> What is needed
Output the data exactly, with every line intact.

> Dataset content
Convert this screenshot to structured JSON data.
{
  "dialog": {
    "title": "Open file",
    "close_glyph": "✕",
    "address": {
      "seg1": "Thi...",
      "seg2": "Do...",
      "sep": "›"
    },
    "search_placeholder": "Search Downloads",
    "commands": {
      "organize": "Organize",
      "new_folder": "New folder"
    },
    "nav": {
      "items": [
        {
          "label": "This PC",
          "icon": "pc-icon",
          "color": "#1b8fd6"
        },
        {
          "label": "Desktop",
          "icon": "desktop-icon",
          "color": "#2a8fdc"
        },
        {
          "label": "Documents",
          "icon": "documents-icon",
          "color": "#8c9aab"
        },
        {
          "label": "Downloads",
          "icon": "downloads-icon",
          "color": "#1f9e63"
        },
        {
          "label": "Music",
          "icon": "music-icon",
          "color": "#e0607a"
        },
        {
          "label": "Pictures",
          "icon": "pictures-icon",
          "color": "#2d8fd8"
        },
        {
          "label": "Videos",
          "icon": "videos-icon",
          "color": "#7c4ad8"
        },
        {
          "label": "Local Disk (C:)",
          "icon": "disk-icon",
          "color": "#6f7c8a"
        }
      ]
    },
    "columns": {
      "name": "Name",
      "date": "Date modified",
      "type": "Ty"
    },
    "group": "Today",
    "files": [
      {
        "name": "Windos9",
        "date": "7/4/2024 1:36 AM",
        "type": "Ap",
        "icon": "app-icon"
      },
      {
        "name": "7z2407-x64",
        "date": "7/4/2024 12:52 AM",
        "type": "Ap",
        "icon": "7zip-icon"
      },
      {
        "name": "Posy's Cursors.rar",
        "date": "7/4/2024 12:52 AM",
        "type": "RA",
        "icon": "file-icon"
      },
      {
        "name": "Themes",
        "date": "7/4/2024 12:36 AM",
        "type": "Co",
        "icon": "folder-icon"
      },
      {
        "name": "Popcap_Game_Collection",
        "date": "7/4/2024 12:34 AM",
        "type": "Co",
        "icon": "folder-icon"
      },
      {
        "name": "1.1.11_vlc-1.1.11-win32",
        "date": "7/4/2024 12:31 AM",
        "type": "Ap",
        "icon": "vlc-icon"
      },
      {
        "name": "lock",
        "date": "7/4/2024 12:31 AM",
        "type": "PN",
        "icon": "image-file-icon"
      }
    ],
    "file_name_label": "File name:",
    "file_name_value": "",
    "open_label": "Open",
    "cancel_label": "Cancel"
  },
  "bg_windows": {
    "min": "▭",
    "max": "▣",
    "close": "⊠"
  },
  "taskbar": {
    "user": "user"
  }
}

> Written response
Convert this screenshot to structured JSON data.
{
  "dialog": {
    "title": "Open file",
    "close_glyph": "✕",
    "address": {
      "seg1": "Thi...",
      "seg2": "Do...",
      "sep": "›"
    },
    "search_placeholder": "Search Downloads",
    "commands": {
      "organize": "Organize",
      "new_folder": "New folder"
    },
    "nav": {
      "items": [
        {
          "label": "This PC",
          "icon": "pc-icon",
          "color": "#1b8fd6"
        },
        {
          "label": "Desktop",
          "icon": "desktop-icon",
          "color": "#2a8fdc"
        },
        {
          "label": "Documents",
          "icon": "documents-icon",
          "color": "#8c9aab"
        },
        {
          "label": "Downloads",
          "icon": "downloads-icon",
          "color": "#1f9e63"
        },
        {
          "label": "Music",
          "icon": "music-icon",
          "color": "#e0607a"
        },
        {
          "label": "Pictures",
          "icon": "pictures-icon",
          "color": "#2d8fd8"
        },
        {
          "label": "Videos",
          "icon": "videos-icon",
          "color": "#7c4ad8"
        },
        {
          "label": "Local Disk (C:)",
          "icon": "disk-icon",
          "color": "#6f7c8a"
        }
      ]
    },
    "columns": {
      "name": "Name",
      "date": "Date modified",
      "type": "Ty"
    },
    "group": "Today",
    "files": [
      {
        "name": "Windos9",
        "date": "7/4/2024 1:36 AM",
        "type": "Ap",
        "icon": "app-icon"
      },
      {
        "name": "7z2407-x64",
        "date": "7/4/2024 12:52 AM",
        "type": "Ap",
        "icon": "7zip-icon"
      },
      {
        "name": "Posy's Cursors.rar",
        "date": "7/4/2024 12:52 AM",
        "type": "RA",
        "icon": "file-icon"
      },
      {
        "name": "Themes",
        "date": "7/4/2024 12:36 AM",
        "type": "Co",
        "icon": "folder-icon"
      },
      {
        "name": "Popcap_Game_Collection",
        "date": "7/4/2024 12:34 AM",
        "type": "Co",
        "icon": "folder-icon"
      },
      {
        "name": "1.1.11_vlc-1.1.11-win32",
        "date": "7/4/2024 12:31 AM",
        "type": "Ap",
        "icon": "vlc-icon"
      },
      {
        "name": "lock",
        "date": "7/4/2024 12:31 AM",
        "type": "PN",
        "icon": "image-file-icon"
      }
    ],
    "file_name_label": "File name:",
    "file_name_value": "",
    "open_label": "Open",
    "cancel_label": "Cancel"
  },
  "bg_windows": {
    "min": "▭",
    "max": "▣",
    "close": "⊠"
  },
  "taskbar": {
    "user": "user"
  }
}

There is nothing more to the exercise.